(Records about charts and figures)
*-*-*
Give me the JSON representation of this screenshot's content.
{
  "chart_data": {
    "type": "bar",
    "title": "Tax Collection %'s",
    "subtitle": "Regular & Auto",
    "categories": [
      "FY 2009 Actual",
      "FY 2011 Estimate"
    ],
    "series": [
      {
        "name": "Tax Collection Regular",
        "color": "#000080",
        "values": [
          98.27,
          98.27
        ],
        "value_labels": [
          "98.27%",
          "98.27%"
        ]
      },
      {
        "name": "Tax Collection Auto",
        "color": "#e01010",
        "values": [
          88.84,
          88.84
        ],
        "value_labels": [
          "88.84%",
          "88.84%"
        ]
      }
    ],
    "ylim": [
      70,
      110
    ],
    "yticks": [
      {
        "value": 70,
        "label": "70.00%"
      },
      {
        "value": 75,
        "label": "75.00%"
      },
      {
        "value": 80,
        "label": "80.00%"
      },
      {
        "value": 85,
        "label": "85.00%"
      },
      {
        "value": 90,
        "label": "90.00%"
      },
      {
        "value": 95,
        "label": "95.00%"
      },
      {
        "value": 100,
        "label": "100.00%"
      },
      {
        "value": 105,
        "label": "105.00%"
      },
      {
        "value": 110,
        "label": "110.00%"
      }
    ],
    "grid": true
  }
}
*-*-*
> Task instructions
Go through the data and gather every line that holds "name".

> The answer
        "name": "Tax Collection Regular",
        "name": "Tax Collection Auto",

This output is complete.